** start of RECORDS FOR THE TASK **

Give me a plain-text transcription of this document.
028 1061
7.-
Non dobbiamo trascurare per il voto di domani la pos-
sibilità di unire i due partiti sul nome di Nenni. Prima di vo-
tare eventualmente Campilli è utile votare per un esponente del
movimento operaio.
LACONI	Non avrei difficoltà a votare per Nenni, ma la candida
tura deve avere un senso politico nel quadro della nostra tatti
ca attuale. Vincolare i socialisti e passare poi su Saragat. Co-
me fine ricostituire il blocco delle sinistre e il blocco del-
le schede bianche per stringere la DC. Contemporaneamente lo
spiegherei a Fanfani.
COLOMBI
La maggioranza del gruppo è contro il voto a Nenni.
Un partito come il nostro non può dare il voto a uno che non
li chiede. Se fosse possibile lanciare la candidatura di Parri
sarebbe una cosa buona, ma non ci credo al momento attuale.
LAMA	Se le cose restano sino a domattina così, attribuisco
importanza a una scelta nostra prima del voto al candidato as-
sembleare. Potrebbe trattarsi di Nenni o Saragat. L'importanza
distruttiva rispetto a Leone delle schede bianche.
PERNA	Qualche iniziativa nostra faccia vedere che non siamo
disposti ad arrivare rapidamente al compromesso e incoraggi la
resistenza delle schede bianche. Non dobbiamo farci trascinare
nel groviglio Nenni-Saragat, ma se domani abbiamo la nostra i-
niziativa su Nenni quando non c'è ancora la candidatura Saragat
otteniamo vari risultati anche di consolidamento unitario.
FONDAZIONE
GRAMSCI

** end of RECORDS FOR THE TASK **

## OBJECTIVE
Above are the records; retype every one exactly.

## THE OUTPUT
Give me a plain-text transcription of this document.
028 1061
7.-
Non dobbiamo trascurare per il voto di domani la pos-
sibilità di unire i due partiti sul nome di Nenni. Prima di vo-
tare eventualmente Campilli è utile votare per un esponente del
movimento operaio.
LACONI	Non avrei difficoltà a votare per Nenni, ma la candida
tura deve avere un senso politico nel quadro della nostra tatti
ca attuale. Vincolare i socialisti e passare poi su Saragat. Co-
me fine ricostituire il blocco delle sinistre e il blocco del-
le schede bianche per stringere la DC. Contemporaneamente lo
spiegherei a Fanfani.
COLOMBI
La maggioranza del gruppo è contro il voto a Nenni.
Un partito come il nostro non può dare il voto a uno che non
li chiede. Se fosse possibile lanciare la candidatura di Parri
sarebbe una cosa buona, ma non ci credo al momento attuale.
LAMA	Se le cose restano sino a domattina così, attribuisco
importanza a una scelta nostra prima del voto al candidato as-
sembleare. Potrebbe trattarsi di Nenni o Saragat. L'importanza
distruttiva rispetto a Leone delle schede bianche.
PERNA	Qualche iniziativa nostra faccia vedere che non siamo
disposti ad arrivare rapidamente al compromesso e incoraggi la
resistenza delle schede bianche. Non dobbiamo farci trascinare
nel groviglio Nenni-Saragat, ma se domani abbiamo la nostra i-
niziativa su Nenni quando non c'è ancora la candidatura Saragat
otteniamo vari risultati anche di consolidamento unitario.
FONDAZIONE
GRAMSCI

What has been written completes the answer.